Input records start
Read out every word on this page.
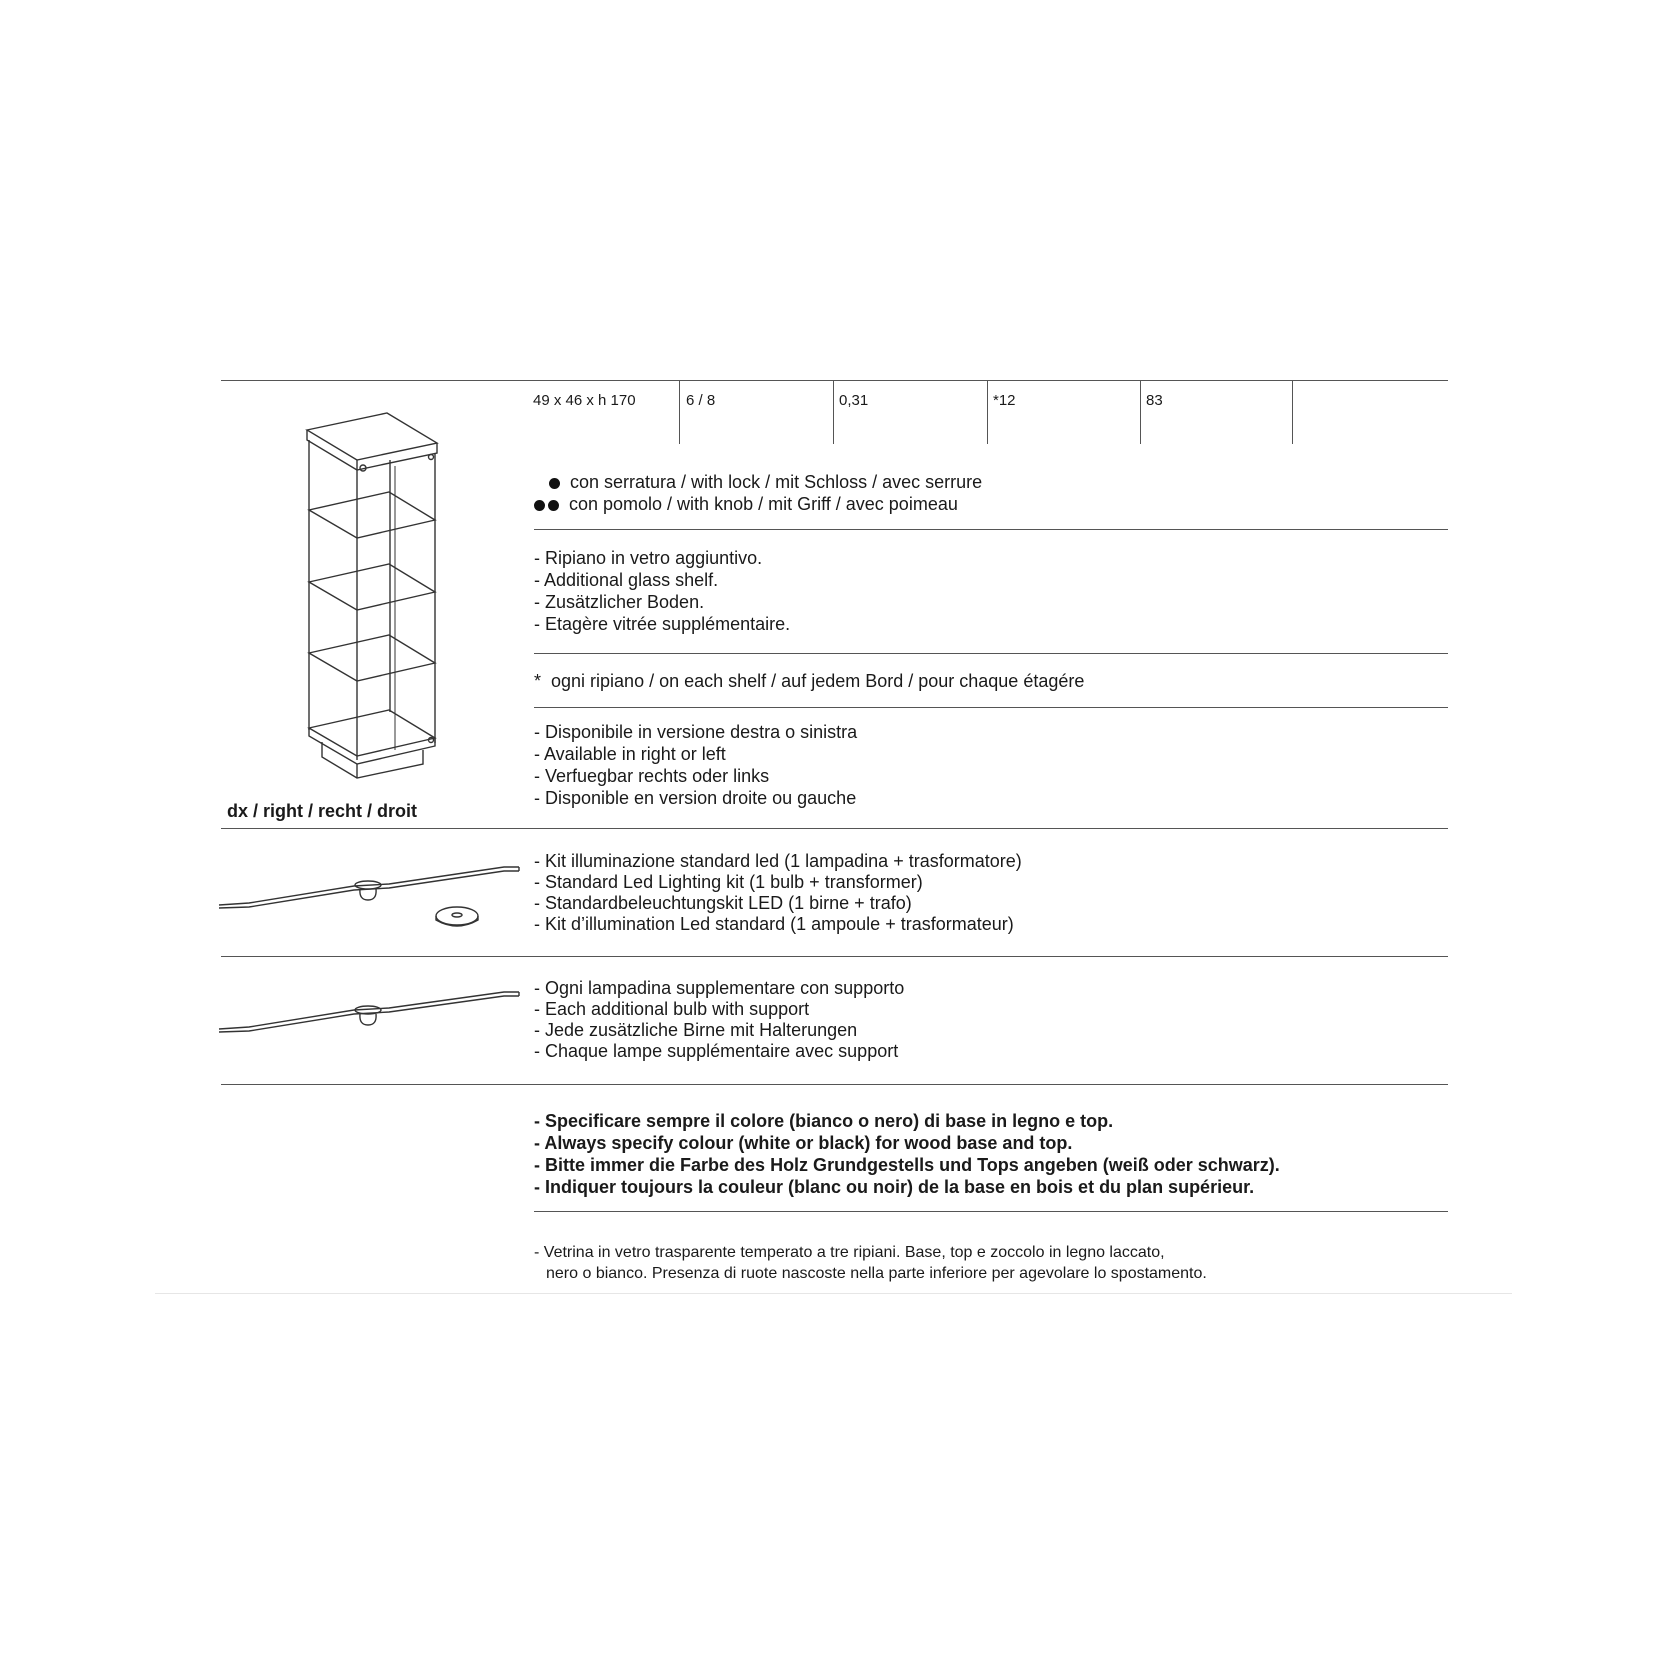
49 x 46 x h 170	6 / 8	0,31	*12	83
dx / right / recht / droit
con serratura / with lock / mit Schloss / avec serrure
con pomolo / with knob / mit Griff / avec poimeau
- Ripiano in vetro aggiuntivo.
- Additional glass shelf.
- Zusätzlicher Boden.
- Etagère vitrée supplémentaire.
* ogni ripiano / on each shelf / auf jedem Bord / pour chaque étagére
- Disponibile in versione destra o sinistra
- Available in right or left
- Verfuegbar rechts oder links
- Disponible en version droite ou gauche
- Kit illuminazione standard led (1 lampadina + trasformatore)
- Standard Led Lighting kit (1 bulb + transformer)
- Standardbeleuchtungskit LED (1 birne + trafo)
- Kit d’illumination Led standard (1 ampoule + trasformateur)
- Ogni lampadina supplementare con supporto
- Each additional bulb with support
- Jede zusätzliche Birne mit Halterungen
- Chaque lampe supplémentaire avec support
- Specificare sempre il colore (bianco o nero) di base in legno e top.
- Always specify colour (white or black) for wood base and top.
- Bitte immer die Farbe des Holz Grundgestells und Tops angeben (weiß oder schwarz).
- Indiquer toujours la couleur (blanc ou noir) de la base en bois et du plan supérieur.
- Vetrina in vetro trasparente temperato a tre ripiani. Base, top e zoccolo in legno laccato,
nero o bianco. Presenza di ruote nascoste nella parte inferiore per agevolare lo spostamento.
Input records end
* _Set problem_:
Each line in the listing above either holds the string "nero" or does not; state how many do, giving the number only.

* _Task output_:
2